▶ YOUR INSTRUCTIONS: Check every line below for the string "object", and copy the lines that contain it.
··· STORED ROWS
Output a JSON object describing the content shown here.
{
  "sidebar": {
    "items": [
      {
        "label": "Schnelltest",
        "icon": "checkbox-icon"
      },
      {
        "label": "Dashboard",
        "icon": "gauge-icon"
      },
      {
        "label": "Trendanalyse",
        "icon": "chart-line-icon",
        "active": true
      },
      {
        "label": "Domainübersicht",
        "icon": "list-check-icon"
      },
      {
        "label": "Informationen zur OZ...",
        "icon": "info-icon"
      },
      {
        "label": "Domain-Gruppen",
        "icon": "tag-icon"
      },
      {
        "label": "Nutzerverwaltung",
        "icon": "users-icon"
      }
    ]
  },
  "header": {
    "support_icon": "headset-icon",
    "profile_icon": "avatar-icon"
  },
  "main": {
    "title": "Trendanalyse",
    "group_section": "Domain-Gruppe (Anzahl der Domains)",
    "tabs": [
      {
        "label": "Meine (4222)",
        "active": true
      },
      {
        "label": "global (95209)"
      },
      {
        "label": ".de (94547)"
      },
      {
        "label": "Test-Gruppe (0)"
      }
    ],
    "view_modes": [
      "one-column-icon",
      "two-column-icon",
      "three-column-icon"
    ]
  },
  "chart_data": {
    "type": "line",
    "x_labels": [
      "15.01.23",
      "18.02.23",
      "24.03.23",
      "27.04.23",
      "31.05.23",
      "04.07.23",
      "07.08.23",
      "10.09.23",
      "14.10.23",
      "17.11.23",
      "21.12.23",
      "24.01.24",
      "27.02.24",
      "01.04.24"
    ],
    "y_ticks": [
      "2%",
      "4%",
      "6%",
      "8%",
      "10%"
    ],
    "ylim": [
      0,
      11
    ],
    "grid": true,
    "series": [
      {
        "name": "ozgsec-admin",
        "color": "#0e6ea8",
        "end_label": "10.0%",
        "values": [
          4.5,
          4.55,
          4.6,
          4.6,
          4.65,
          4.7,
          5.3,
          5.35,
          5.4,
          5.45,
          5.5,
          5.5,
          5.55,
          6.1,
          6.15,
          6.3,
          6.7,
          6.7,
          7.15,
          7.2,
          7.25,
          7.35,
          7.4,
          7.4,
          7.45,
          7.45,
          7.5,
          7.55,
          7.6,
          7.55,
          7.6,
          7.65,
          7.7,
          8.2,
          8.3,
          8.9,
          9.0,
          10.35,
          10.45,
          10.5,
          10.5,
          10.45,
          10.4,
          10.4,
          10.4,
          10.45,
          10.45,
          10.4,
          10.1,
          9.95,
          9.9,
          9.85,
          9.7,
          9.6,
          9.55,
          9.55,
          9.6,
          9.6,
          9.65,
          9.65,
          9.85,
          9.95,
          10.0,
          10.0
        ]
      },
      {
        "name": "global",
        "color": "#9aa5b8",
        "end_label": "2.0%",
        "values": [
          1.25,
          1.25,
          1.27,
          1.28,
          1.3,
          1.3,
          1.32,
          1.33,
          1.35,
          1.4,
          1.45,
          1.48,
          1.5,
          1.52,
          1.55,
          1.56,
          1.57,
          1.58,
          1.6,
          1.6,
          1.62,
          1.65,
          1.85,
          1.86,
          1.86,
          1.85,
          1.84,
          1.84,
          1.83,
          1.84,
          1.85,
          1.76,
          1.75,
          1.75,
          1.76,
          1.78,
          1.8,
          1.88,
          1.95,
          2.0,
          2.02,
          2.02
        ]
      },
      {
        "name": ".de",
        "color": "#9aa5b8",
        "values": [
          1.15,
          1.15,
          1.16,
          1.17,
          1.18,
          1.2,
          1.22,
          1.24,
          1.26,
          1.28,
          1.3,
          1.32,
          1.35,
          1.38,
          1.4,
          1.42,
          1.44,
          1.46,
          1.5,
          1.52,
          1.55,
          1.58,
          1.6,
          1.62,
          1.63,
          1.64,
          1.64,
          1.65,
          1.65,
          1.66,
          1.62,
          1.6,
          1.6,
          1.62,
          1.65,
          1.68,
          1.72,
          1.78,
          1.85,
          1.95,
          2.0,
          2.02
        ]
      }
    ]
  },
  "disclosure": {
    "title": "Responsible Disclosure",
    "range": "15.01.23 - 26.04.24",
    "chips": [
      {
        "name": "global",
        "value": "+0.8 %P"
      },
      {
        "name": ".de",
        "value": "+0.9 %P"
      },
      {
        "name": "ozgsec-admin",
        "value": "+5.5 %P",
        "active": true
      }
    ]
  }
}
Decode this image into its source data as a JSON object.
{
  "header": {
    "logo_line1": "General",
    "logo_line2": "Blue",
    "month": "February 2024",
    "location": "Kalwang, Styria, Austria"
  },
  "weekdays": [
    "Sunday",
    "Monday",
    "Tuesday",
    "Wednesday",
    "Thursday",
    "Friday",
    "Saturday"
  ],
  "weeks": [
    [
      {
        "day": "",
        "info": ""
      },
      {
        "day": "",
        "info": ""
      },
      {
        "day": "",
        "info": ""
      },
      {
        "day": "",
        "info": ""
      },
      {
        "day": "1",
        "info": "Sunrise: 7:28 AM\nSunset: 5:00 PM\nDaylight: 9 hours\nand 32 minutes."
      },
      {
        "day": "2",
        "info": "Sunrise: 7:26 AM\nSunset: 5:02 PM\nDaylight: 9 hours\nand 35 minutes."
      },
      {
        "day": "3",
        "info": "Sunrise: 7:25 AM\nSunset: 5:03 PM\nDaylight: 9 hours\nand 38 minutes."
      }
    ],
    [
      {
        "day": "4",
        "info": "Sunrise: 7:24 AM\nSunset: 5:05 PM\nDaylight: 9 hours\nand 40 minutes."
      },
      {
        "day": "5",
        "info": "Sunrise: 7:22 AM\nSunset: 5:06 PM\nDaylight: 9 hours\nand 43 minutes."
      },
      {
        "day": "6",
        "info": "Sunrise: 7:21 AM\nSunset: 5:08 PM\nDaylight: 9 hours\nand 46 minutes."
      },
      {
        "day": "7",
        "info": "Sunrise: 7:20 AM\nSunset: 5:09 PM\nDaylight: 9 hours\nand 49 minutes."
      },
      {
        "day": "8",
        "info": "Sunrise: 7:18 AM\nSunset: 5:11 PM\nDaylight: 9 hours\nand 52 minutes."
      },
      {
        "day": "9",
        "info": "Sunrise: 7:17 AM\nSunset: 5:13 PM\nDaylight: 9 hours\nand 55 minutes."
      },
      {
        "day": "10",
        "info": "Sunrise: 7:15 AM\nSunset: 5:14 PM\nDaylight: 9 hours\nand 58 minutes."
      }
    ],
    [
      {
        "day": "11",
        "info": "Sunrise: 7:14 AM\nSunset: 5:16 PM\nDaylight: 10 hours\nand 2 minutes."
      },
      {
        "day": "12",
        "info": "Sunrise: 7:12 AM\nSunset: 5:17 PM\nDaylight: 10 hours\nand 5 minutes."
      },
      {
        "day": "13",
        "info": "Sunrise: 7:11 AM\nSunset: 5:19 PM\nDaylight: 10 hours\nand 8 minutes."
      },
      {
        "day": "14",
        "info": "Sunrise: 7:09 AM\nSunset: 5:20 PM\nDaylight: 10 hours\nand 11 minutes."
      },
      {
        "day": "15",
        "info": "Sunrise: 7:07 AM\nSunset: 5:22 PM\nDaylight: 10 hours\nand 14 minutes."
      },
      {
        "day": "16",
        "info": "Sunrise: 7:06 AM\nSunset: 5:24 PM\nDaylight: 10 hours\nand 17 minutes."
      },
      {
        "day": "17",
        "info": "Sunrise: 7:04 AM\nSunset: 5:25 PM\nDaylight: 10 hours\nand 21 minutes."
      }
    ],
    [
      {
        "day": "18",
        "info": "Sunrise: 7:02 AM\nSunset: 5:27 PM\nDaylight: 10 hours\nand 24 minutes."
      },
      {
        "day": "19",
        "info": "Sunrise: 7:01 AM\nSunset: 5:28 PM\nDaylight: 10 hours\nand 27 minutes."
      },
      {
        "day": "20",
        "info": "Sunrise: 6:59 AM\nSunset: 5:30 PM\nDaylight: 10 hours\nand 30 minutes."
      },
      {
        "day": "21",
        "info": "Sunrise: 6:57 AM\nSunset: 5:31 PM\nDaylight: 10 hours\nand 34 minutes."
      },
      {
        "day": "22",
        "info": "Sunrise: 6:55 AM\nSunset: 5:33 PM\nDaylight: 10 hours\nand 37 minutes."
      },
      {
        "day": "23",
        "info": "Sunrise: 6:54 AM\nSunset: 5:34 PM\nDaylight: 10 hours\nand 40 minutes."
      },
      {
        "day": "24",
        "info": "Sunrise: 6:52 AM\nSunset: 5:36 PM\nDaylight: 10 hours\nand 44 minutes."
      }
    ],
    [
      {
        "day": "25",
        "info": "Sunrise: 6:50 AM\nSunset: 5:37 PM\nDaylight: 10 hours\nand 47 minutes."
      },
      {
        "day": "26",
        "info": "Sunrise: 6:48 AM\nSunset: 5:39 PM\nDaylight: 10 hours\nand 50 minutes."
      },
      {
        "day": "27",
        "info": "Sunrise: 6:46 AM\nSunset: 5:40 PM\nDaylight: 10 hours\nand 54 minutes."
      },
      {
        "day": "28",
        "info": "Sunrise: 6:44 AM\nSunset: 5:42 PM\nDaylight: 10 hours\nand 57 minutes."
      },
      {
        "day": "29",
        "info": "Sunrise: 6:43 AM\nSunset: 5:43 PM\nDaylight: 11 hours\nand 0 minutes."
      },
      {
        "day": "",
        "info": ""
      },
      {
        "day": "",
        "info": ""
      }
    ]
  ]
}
······
▶ EXERCISE OUTPUT:
Output a JSON object describing the content shown here.
Decode this image into its source data as a JSON object.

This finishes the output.